Listings of annotated regions
BEGIN

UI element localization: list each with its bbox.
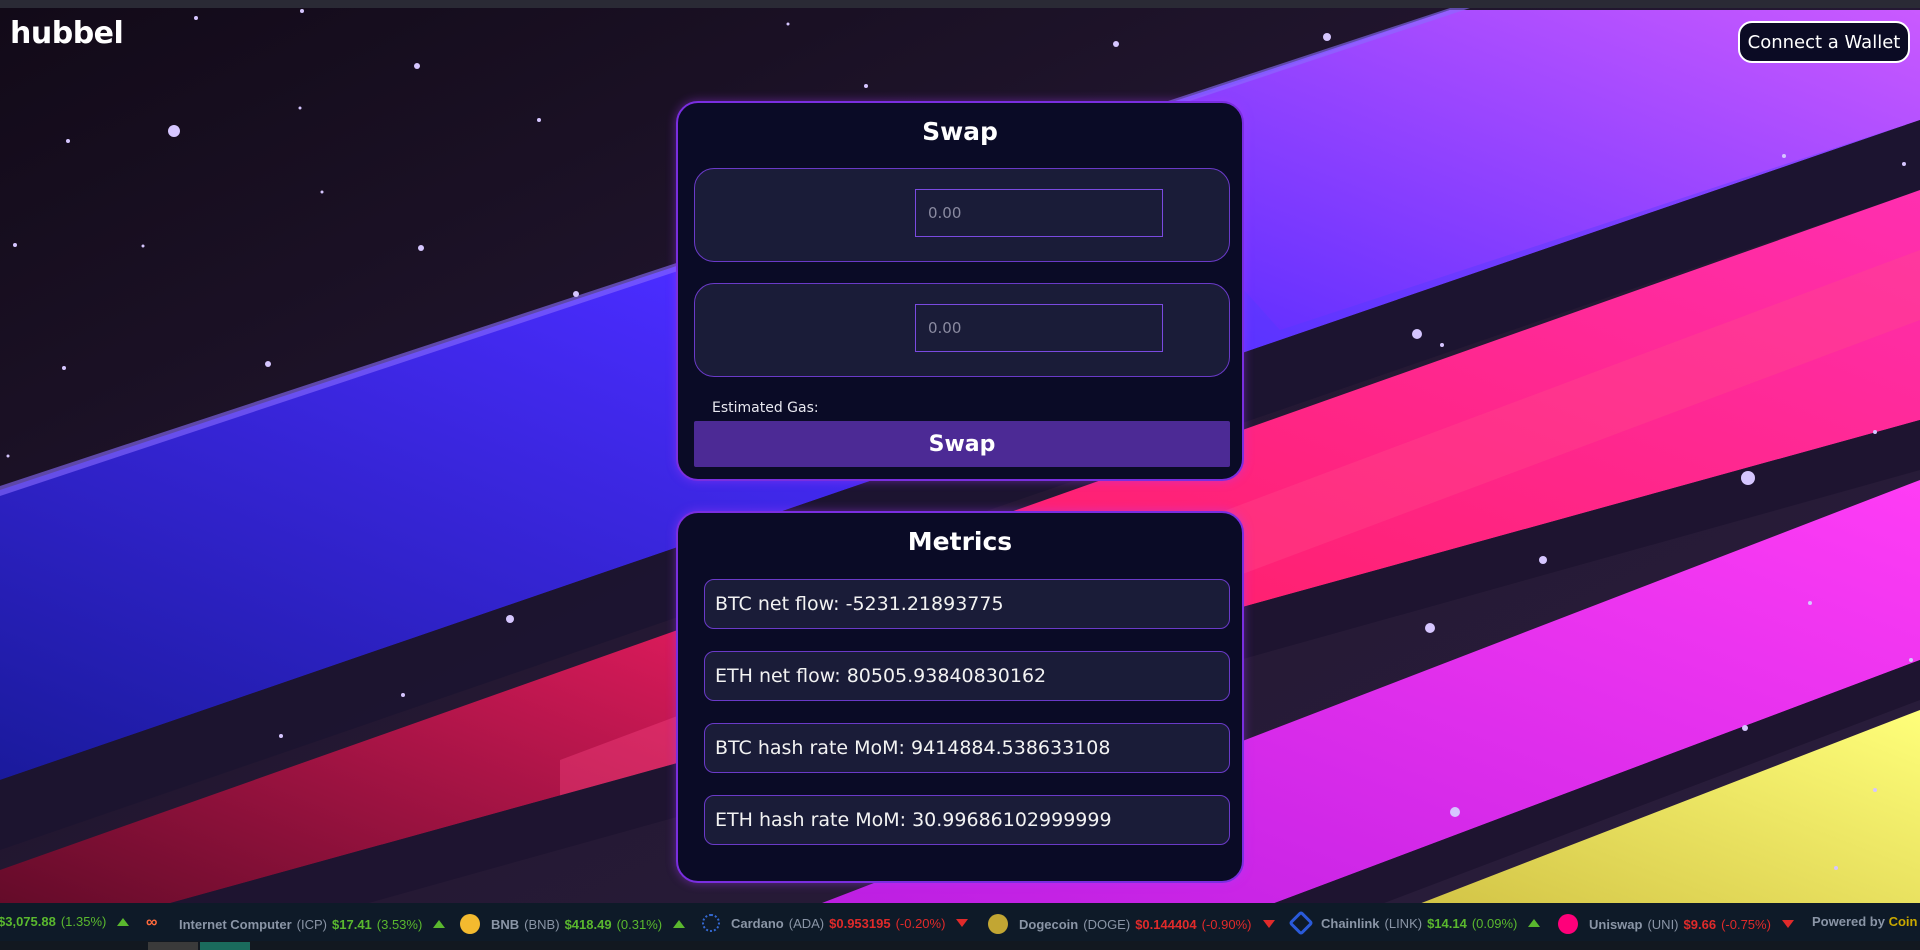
ticker-name: Cardano <box>731 915 784 931</box>
ticker-change: (-0.20%) <box>895 915 946 931</box>
ticker-item[interactable]: $3,075.88 (1.35%) <box>0 914 130 929</box>
ticker-item[interactable]: Chainlink (LINK) $14.14 (0.09%) <box>1288 910 1541 936</box>
ticker-item[interactable]: ∞ Internet Computer (ICP) $17.41 (3.53%) <box>146 914 446 934</box>
swap-button[interactable]: Swap <box>694 421 1230 467</box>
ticker-price: $3,075.88 <box>0 914 56 929</box>
ticker-item[interactable]: Uniswap (UNI) $9.66 (-0.75%) <box>1558 914 1794 934</box>
powered-by-link[interactable]: Powered by Coin <box>1812 914 1917 929</box>
browser-bottom-strip <box>0 941 1920 950</box>
dogecoin-icon <box>988 914 1008 934</box>
ticker-symbol: (ADA) <box>788 915 825 931</box>
uniswap-icon <box>1558 914 1578 934</box>
price-ticker: $3,075.88 (1.35%) ∞ Internet Computer (I… <box>0 903 1920 941</box>
down-arrow-icon <box>1262 920 1275 928</box>
bnb-icon <box>460 914 480 934</box>
ticker-change: (3.53%) <box>376 916 423 932</box>
ticker-name: Uniswap <box>1589 916 1643 932</box>
chainlink-icon <box>1288 910 1314 936</box>
app-logo[interactable]: hubbel <box>10 16 124 51</box>
swap-card: Swap Estimated Gas: Swap <box>676 101 1244 481</box>
taskbar-item[interactable] <box>148 942 198 950</box>
from-amount-input[interactable] <box>915 189 1163 237</box>
ticker-name: Internet Computer <box>179 916 292 932</box>
metrics-title: Metrics <box>907 527 1013 556</box>
to-token-row <box>694 283 1230 377</box>
up-arrow-icon <box>117 917 130 926</box>
browser-top-strip <box>0 0 1920 8</box>
infinity-icon: ∞ <box>146 914 158 931</box>
ticker-price: $17.41 <box>332 916 372 932</box>
ticker-price: $418.49 <box>564 916 612 932</box>
ticker-price: $0.953195 <box>829 915 891 931</box>
ticker-price: $9.66 <box>1683 916 1717 932</box>
ticker-symbol: (BNB) <box>524 916 560 932</box>
to-amount-input[interactable] <box>915 304 1163 352</box>
ticker-symbol: (LINK) <box>1384 915 1423 931</box>
ticker-change: (0.09%) <box>1471 915 1518 931</box>
ticker-symbol: (DOGE) <box>1083 916 1131 932</box>
down-arrow-icon <box>956 919 969 927</box>
up-arrow-icon <box>433 920 446 928</box>
metric-btc-hash-rate: BTC hash rate MoM: 9414884.538633108 <box>704 723 1230 773</box>
ticker-change: (1.35%) <box>60 914 107 929</box>
metric-btc-net-flow: BTC net flow: -5231.21893775 <box>704 579 1230 629</box>
ticker-price: $0.144404 <box>1135 916 1197 932</box>
ticker-name: Dogecoin <box>1019 916 1079 932</box>
ticker-change: (-0.90%) <box>1201 916 1252 932</box>
metric-eth-net-flow: ETH net flow: 80505.93840830162 <box>704 651 1230 701</box>
powered-by-brand: Coin <box>1888 914 1918 929</box>
ticker-name: BNB <box>491 916 520 932</box>
ticker-change: (-0.75%) <box>1721 916 1771 932</box>
up-arrow-icon <box>673 920 686 928</box>
powered-by-label: Powered by <box>1812 914 1885 929</box>
down-arrow-icon <box>1781 920 1794 928</box>
from-token-row <box>694 168 1230 262</box>
ticker-symbol: (ICP) <box>296 916 328 932</box>
ticker-item[interactable]: Dogecoin (DOGE) $0.144404 (-0.90%) <box>988 914 1275 934</box>
metric-eth-hash-rate: ETH hash rate MoM: 30.99686102999999 <box>704 795 1230 845</box>
ticker-change: (0.31%) <box>616 916 663 932</box>
swap-title: Swap <box>922 117 998 146</box>
cardano-icon <box>702 914 720 932</box>
ticker-name: Chainlink <box>1321 915 1380 931</box>
ticker-symbol: (UNI) <box>1647 916 1679 932</box>
up-arrow-icon <box>1528 919 1541 927</box>
ticker-price: $14.14 <box>1427 915 1467 931</box>
ticker-item[interactable]: Cardano (ADA) $0.953195 (-0.20%) <box>702 914 969 932</box>
estimated-gas-label: Estimated Gas: <box>712 400 819 416</box>
ticker-item[interactable]: BNB (BNB) $418.49 (0.31%) <box>460 914 686 934</box>
metrics-card: Metrics BTC net flow: -5231.21893775 ETH… <box>676 511 1244 883</box>
connect-wallet-button[interactable]: Connect a Wallet <box>1738 21 1910 63</box>
taskbar-item[interactable] <box>200 942 250 950</box>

END

● Objective
Copy every line above word for word, leaving out the pictures.

● Solution to this task
UI element localization: list each with its bbox.
ticker-name: Cardano <box>731 915 784 931</box>
ticker-change: (-0.20%) <box>895 915 946 931</box>
ticker-item[interactable]: $3,075.88 (1.35%) <box>0 914 130 929</box>
ticker-item[interactable]: Chainlink (LINK) $14.14 (0.09%) <box>1288 910 1541 936</box>
ticker-item[interactable]: ∞ Internet Computer (ICP) $17.41 (3.53%) <box>146 914 446 934</box>
swap-button[interactable]: Swap <box>694 421 1230 467</box>
ticker-price: $3,075.88 <box>0 914 56 929</box>
ticker-item[interactable]: Uniswap (UNI) $9.66 (-0.75%) <box>1558 914 1794 934</box>
powered-by-link[interactable]: Powered by Coin <box>1812 914 1917 929</box>
browser-bottom-strip <box>0 941 1920 950</box>
dogecoin-icon <box>988 914 1008 934</box>
ticker-symbol: (ADA) <box>788 915 825 931</box>
uniswap-icon <box>1558 914 1578 934</box>
price-ticker: $3,075.88 (1.35%) ∞ Internet Computer (I… <box>0 903 1920 941</box>
down-arrow-icon <box>1262 920 1275 928</box>
bnb-icon <box>460 914 480 934</box>
ticker-change: (3.53%) <box>376 916 423 932</box>
ticker-name: Uniswap <box>1589 916 1643 932</box>
chainlink-icon <box>1288 910 1314 936</box>
app-logo[interactable]: hubbel <box>10 16 124 51</box>
swap-card: Swap Estimated Gas: Swap <box>676 101 1244 481</box>
taskbar-item[interactable] <box>148 942 198 950</box>
from-amount-input[interactable] <box>915 189 1163 237</box>
ticker-name: Internet Computer <box>179 916 292 932</box>
metrics-title: Metrics <box>907 527 1013 556</box>
to-token-row <box>694 283 1230 377</box>
up-arrow-icon <box>117 917 130 926</box>
browser-top-strip <box>0 0 1920 8</box>
infinity-icon: ∞ <box>146 914 158 931</box>
ticker-price: $17.41 <box>332 916 372 932</box>
ticker-price: $418.49 <box>564 916 612 932</box>
ticker-price: $0.953195 <box>829 915 891 931</box>
ticker-price: $9.66 <box>1683 916 1717 932</box>
ticker-symbol: (BNB) <box>524 916 560 932</box>
to-amount-input[interactable] <box>915 304 1163 352</box>
ticker-symbol: (LINK) <box>1384 915 1423 931</box>
ticker-change: (0.09%) <box>1471 915 1518 931</box>
ticker-symbol: (DOGE) <box>1083 916 1131 932</box>
down-arrow-icon <box>956 919 969 927</box>
up-arrow-icon <box>433 920 446 928</box>
metric-btc-hash-rate: BTC hash rate MoM: 9414884.538633108 <box>704 723 1230 773</box>
ticker-change: (1.35%) <box>60 914 107 929</box>
metric-btc-net-flow: BTC net flow: -5231.21893775 <box>704 579 1230 629</box>
ticker-price: $0.144404 <box>1135 916 1197 932</box>
ticker-name: Dogecoin <box>1019 916 1079 932</box>
ticker-change: (-0.90%) <box>1201 916 1252 932</box>
metric-eth-net-flow: ETH net flow: 80505.93840830162 <box>704 651 1230 701</box>
powered-by-brand: Coin <box>1888 914 1918 929</box>
ticker-name: BNB <box>491 916 520 932</box>
ticker-change: (-0.75%) <box>1721 916 1771 932</box>
up-arrow-icon <box>673 920 686 928</box>
powered-by-label: Powered by <box>1812 914 1885 929</box>
down-arrow-icon <box>1781 920 1794 928</box>
from-token-row <box>694 168 1230 262</box>
ticker-symbol: (ICP) <box>296 916 328 932</box>
ticker-item[interactable]: Dogecoin (DOGE) $0.144404 (-0.90%) <box>988 914 1275 934</box>
metric-eth-hash-rate: ETH hash rate MoM: 30.99686102999999 <box>704 795 1230 845</box>
ticker-change: (0.31%) <box>616 916 663 932</box>
swap-title: Swap <box>922 117 998 146</box>
cardano-icon <box>702 914 720 932</box>
ticker-name: Chainlink <box>1321 915 1380 931</box>
ticker-symbol: (UNI) <box>1647 916 1679 932</box>
up-arrow-icon <box>1528 919 1541 927</box>
ticker-price: $14.14 <box>1427 915 1467 931</box>
ticker-item[interactable]: Cardano (ADA) $0.953195 (-0.20%) <box>702 914 969 932</box>
estimated-gas-label: Estimated Gas: <box>712 400 819 416</box>
ticker-item[interactable]: BNB (BNB) $418.49 (0.31%) <box>460 914 686 934</box>
metrics-card: Metrics BTC net flow: -5231.21893775 ETH… <box>676 511 1244 883</box>
connect-wallet-button[interactable]: Connect a Wallet <box>1738 21 1910 63</box>
taskbar-item[interactable] <box>200 942 250 950</box>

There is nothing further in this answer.